* EXERCISE BRIEF:
Reproduce all lines of the listing below in which the word "мировых" occurs.

(Stored dataset items)
◆ ◆ ◆ ◆

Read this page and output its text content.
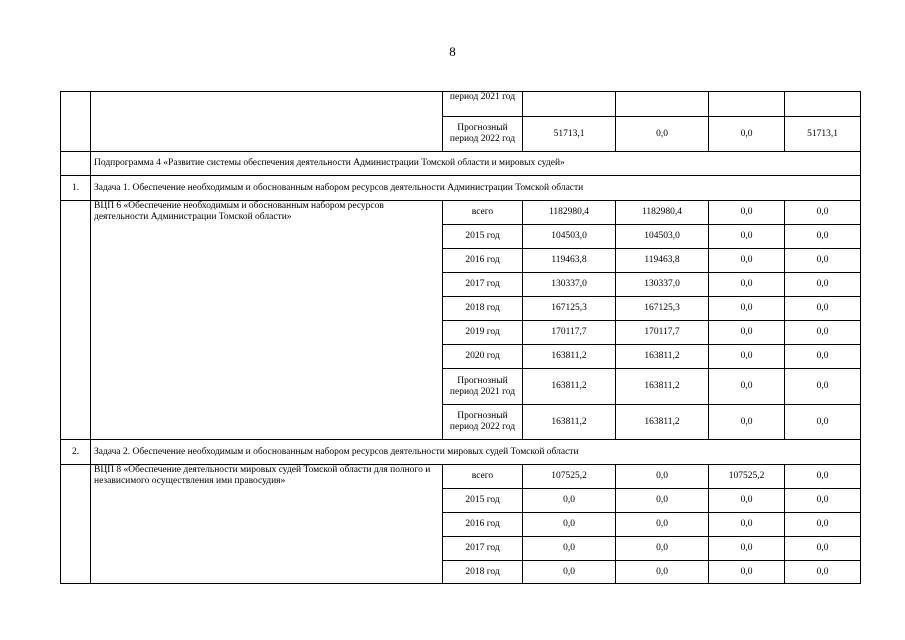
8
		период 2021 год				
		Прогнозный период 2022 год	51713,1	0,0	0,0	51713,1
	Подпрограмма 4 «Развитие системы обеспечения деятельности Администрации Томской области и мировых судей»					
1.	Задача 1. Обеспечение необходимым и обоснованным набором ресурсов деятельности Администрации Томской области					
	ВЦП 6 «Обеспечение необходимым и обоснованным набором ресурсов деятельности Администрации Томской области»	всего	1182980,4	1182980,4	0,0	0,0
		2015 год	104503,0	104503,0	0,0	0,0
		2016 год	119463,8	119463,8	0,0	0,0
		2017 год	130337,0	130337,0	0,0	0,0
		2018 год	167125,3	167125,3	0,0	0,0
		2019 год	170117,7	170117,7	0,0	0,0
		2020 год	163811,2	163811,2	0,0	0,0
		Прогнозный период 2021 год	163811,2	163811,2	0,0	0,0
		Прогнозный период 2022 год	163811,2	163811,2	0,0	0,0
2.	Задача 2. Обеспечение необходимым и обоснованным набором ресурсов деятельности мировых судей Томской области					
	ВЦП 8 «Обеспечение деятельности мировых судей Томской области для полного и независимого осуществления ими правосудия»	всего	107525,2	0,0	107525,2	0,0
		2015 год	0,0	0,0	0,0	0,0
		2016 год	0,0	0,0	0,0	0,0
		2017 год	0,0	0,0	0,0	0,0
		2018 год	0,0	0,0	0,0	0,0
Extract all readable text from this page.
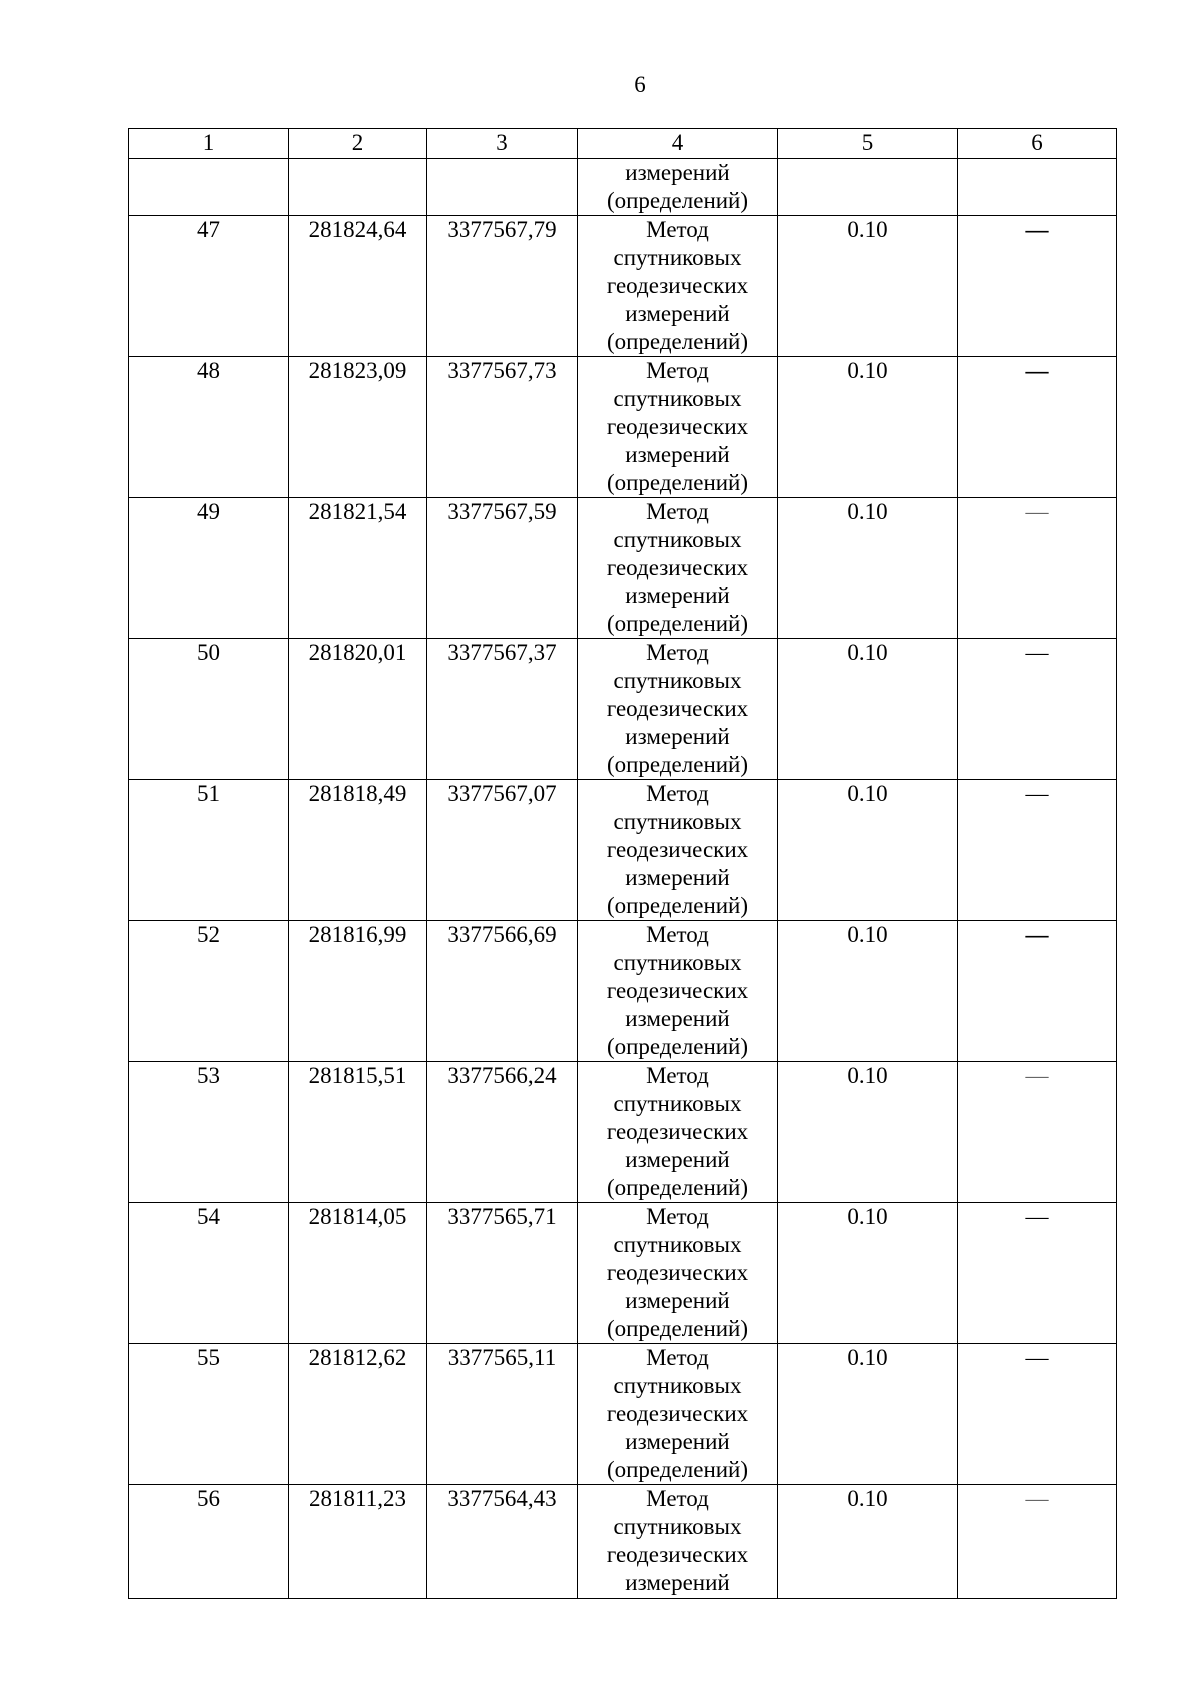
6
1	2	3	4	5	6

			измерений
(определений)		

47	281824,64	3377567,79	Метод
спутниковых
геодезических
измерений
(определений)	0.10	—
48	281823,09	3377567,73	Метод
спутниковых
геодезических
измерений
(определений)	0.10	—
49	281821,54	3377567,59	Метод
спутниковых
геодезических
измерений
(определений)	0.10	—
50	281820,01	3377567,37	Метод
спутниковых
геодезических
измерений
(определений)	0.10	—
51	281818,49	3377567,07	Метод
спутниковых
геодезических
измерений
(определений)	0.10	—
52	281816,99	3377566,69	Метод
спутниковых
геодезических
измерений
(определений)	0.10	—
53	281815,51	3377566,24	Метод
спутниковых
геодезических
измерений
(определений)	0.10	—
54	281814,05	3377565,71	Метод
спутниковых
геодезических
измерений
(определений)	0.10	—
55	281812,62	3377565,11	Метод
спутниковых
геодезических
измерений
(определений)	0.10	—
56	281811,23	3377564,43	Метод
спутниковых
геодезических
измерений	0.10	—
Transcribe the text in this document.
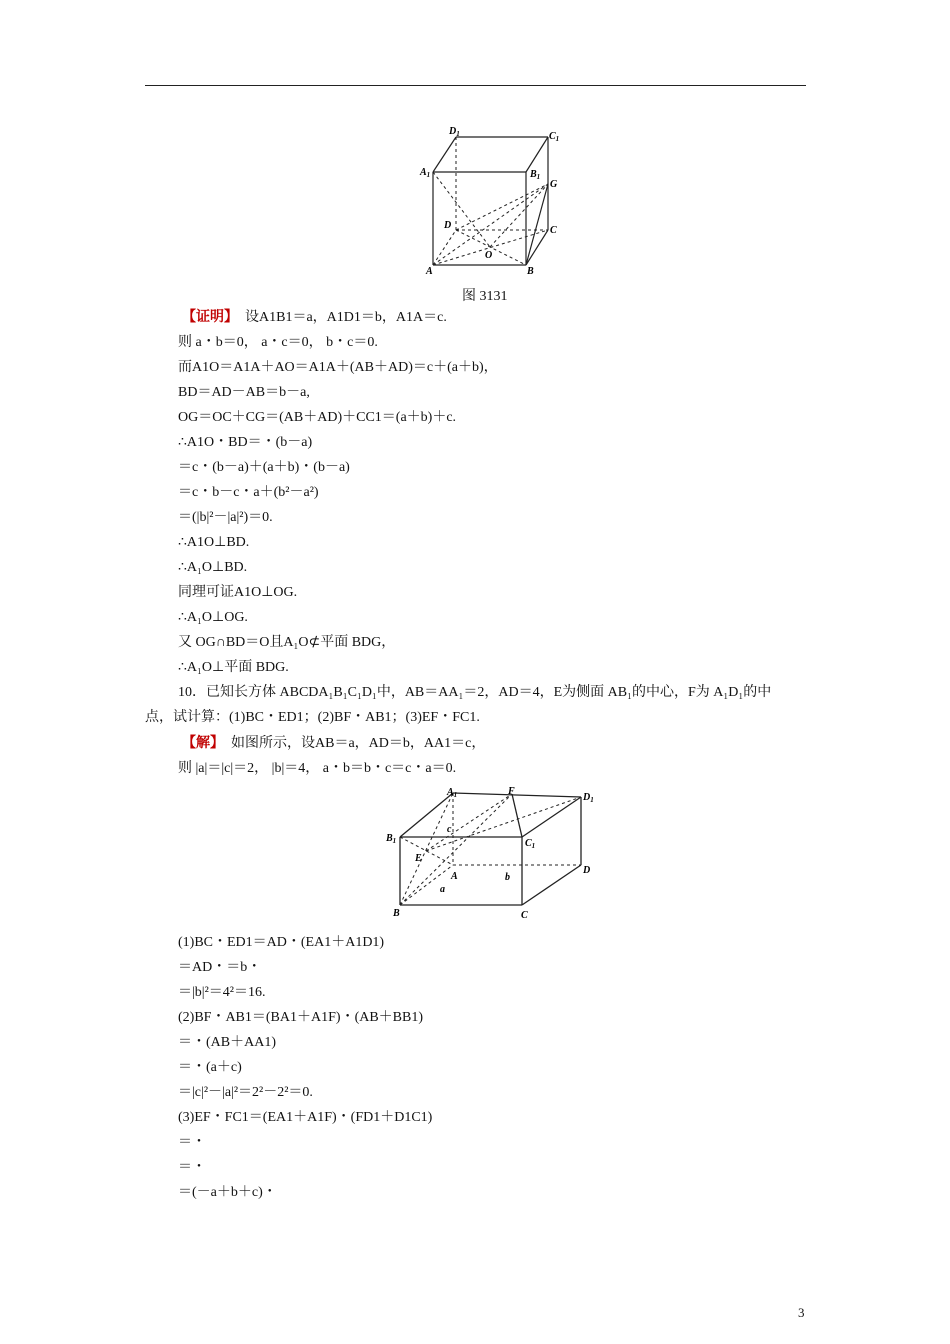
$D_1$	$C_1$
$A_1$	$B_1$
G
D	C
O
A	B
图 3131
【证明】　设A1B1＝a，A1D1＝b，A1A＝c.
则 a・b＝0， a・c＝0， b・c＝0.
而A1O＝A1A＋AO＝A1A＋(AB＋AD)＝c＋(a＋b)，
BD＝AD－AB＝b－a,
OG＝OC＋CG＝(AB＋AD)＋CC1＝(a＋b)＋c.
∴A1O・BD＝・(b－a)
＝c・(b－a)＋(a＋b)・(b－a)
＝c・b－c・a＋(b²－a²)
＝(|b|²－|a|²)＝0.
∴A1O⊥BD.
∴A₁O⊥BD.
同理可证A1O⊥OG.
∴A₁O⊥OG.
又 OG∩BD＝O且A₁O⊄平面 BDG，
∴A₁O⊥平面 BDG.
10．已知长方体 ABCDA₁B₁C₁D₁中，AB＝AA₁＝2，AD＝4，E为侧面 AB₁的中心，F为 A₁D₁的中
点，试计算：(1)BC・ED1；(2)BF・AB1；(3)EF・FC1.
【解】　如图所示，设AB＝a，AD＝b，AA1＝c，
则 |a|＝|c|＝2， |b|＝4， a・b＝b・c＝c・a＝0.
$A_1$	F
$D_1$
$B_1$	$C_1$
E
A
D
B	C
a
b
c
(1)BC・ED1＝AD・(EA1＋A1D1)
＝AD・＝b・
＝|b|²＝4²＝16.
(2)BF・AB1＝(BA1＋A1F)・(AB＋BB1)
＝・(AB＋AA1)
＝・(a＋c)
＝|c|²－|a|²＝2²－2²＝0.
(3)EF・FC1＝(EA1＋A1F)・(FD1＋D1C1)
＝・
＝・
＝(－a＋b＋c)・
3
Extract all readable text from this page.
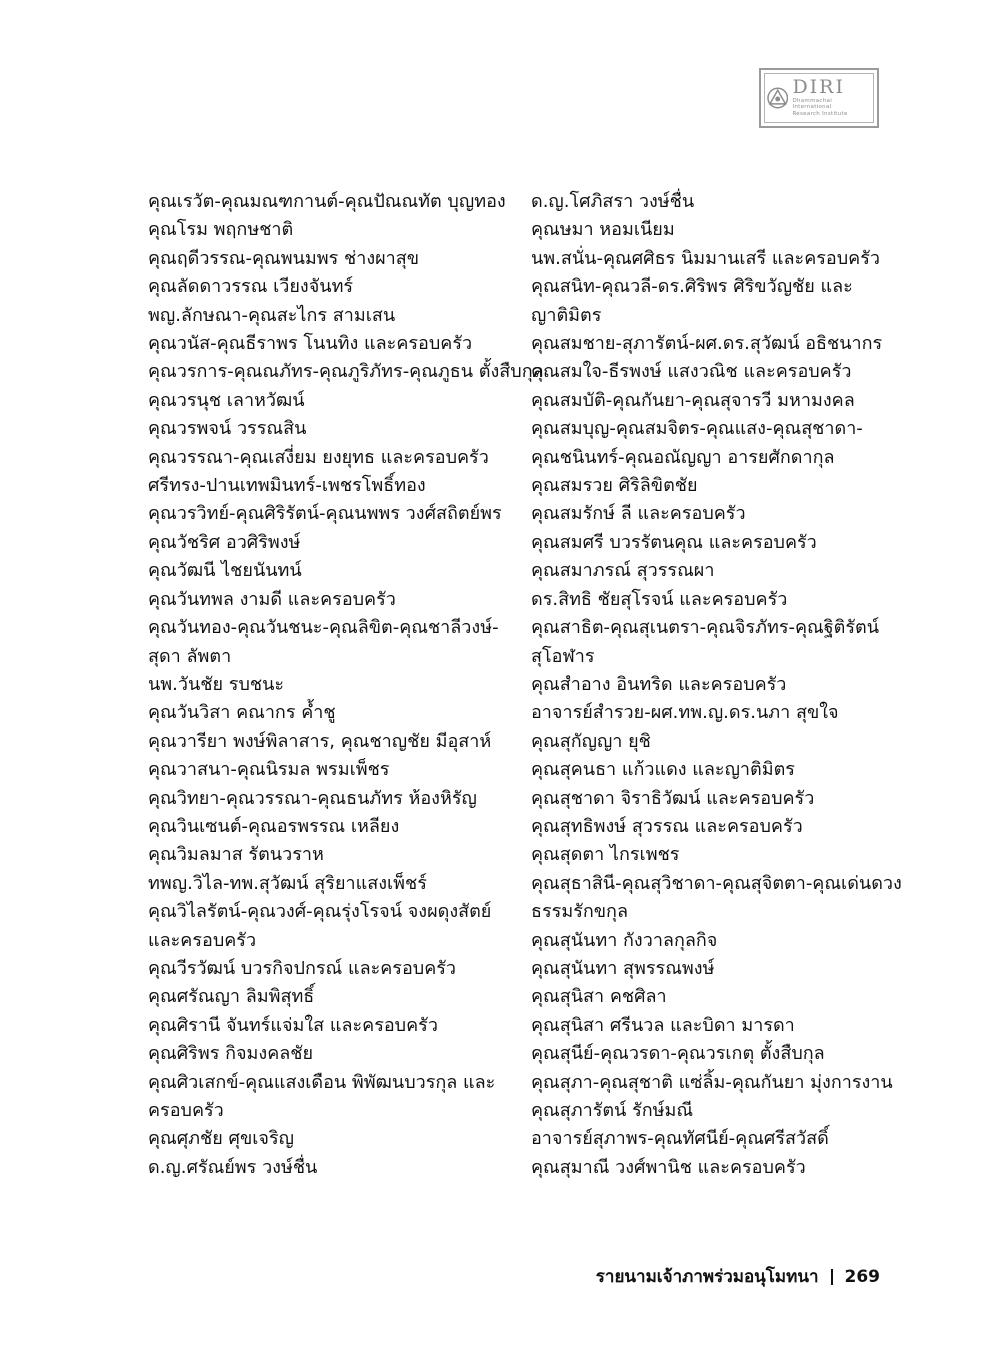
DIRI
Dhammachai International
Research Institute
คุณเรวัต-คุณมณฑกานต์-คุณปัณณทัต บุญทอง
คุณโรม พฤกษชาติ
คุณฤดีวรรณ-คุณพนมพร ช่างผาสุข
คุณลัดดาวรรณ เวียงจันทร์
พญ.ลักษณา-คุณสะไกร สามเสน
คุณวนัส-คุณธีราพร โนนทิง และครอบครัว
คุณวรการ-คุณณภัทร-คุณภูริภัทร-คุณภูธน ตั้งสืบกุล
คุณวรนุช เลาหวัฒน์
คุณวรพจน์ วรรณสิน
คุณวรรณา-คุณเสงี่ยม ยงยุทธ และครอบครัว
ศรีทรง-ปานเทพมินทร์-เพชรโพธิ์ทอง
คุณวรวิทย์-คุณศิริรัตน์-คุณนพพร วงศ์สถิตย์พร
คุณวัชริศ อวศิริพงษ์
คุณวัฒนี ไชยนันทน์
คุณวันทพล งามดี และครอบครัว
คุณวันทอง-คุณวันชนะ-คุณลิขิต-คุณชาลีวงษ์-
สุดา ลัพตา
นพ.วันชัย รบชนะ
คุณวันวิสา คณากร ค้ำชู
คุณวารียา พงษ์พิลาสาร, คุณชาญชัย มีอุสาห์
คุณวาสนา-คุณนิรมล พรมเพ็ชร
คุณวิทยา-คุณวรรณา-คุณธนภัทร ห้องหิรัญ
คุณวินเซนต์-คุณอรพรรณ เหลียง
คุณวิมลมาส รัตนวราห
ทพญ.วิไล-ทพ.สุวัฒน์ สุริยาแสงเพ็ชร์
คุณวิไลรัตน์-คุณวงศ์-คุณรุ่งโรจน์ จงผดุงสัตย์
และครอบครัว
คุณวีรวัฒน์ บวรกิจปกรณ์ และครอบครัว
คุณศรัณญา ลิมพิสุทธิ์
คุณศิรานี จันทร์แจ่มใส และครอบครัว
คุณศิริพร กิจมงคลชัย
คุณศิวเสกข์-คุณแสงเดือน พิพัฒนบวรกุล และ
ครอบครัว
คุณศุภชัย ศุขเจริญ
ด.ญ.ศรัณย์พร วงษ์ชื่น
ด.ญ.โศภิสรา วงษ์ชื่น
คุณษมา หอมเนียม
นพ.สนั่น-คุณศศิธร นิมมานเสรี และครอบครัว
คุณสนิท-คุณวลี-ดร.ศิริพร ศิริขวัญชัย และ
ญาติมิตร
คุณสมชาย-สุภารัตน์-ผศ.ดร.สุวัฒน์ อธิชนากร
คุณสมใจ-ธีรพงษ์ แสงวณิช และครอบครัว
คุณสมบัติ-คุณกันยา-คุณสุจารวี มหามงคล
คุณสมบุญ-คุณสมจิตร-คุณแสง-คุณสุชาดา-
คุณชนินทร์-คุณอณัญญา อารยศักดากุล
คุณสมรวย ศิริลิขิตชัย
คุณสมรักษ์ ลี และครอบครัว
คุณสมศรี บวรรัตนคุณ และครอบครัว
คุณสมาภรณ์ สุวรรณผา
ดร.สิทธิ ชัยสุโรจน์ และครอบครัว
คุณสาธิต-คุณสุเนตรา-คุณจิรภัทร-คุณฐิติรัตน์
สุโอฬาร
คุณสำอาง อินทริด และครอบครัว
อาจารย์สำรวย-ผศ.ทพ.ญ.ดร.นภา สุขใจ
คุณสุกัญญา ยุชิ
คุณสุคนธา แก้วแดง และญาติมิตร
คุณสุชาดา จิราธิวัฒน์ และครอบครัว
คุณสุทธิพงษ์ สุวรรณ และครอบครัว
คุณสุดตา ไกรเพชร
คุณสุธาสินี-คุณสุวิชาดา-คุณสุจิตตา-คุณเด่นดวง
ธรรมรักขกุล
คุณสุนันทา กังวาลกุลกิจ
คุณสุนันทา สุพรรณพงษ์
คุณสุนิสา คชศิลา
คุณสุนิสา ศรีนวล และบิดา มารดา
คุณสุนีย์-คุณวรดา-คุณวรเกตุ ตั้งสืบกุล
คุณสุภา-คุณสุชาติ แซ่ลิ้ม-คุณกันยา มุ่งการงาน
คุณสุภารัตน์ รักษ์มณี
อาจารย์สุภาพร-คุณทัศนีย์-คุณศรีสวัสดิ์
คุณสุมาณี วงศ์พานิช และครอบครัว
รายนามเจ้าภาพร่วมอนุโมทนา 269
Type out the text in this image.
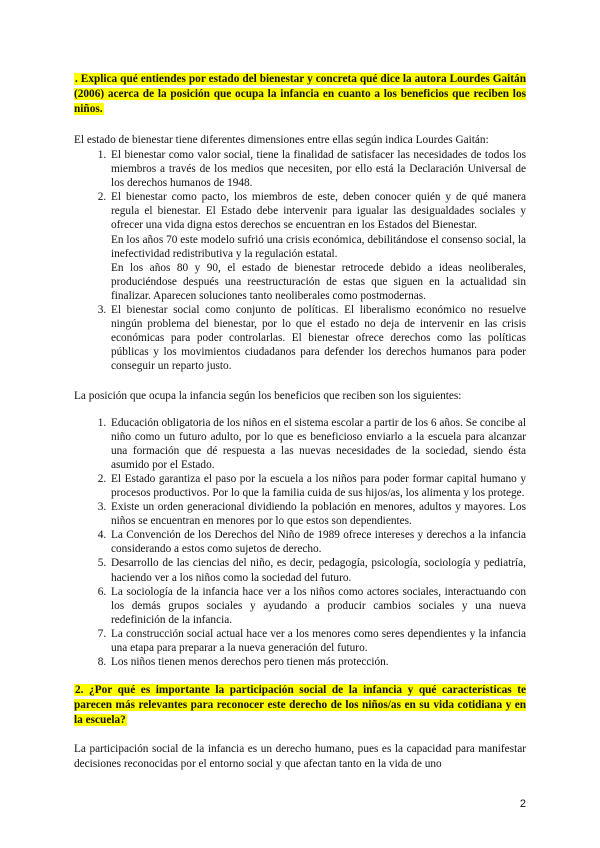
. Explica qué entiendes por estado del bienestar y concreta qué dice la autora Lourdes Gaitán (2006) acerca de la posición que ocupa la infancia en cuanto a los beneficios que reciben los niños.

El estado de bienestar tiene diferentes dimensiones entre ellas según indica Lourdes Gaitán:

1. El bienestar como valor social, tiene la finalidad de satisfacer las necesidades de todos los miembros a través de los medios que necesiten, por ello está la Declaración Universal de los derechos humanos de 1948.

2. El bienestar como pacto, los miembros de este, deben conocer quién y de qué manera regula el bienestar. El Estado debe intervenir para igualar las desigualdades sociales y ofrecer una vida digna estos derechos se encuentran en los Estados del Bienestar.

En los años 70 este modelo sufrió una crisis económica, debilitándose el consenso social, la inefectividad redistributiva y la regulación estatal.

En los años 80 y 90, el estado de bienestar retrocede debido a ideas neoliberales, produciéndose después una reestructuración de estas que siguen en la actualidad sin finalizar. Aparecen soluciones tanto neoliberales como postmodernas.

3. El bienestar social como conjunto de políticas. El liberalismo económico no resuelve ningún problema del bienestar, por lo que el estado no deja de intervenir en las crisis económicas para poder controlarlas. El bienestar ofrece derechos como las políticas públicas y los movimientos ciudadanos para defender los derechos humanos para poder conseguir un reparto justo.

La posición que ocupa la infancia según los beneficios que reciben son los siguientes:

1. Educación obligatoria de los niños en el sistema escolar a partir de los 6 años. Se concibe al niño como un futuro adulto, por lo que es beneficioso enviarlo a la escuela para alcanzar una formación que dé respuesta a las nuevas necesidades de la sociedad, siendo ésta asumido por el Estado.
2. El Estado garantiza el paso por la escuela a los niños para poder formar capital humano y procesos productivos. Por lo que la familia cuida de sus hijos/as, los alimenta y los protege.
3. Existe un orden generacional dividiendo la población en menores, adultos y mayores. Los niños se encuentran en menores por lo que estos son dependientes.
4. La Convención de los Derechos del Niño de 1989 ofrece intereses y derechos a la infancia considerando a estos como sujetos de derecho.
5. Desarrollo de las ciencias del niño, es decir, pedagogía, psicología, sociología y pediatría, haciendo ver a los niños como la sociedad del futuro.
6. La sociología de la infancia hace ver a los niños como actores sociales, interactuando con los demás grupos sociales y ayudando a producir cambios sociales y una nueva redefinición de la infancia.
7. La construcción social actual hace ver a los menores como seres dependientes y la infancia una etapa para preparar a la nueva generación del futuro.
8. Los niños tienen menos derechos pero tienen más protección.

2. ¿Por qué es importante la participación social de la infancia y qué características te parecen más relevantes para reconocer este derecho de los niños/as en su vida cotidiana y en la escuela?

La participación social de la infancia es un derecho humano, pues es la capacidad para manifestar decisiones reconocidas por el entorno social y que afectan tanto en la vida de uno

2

◆ ◆ ◆ ◆

* TASK OUTPUT:
	Подпрограмма 4 «Развитие системы обеспечения деятельности Администрации Томской области и мировых судей»					
2.	Задача 2. Обеспечение необходимым и обоснованным набором ресурсов деятельности мировых судей Томской области					
	ВЦП 8 «Обеспечение деятельности мировых судей Томской области для полного и независимого осуществления ими правосудия»	всего	107525,2	0,0	107525,2	0,0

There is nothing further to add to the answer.